▸ **YOUR INSTRUCTIONS**: Print the listing below in its entirety, character for character.
--------
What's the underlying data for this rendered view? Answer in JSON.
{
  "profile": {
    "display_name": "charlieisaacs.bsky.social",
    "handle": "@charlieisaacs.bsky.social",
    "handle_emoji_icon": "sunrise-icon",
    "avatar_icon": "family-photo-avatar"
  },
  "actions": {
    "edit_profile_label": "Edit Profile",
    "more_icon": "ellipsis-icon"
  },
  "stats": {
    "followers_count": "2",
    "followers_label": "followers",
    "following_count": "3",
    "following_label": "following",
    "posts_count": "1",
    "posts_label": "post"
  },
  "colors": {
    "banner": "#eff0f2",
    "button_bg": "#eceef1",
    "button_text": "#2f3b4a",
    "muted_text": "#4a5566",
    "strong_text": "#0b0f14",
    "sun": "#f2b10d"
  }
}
--------
▸ **SOLUTION TO THE PROBLEM**:
What's the underlying data for this rendered view? Answer in JSON.
{
  "profile": {
    "display_name": "charlieisaacs.bsky.social",
    "handle": "@charlieisaacs.bsky.social",
    "handle_emoji_icon": "sunrise-icon",
    "avatar_icon": "family-photo-avatar"
  },
  "actions": {
    "edit_profile_label": "Edit Profile",
    "more_icon": "ellipsis-icon"
  },
  "stats": {
    "followers_count": "2",
    "followers_label": "followers",
    "following_count": "3",
    "following_label": "following",
    "posts_count": "1",
    "posts_label": "post"
  },
  "colors": {
    "banner": "#eff0f2",
    "button_bg": "#eceef1",
    "button_text": "#2f3b4a",
    "muted_text": "#4a5566",
    "strong_text": "#0b0f14",
    "sun": "#f2b10d"
  }
}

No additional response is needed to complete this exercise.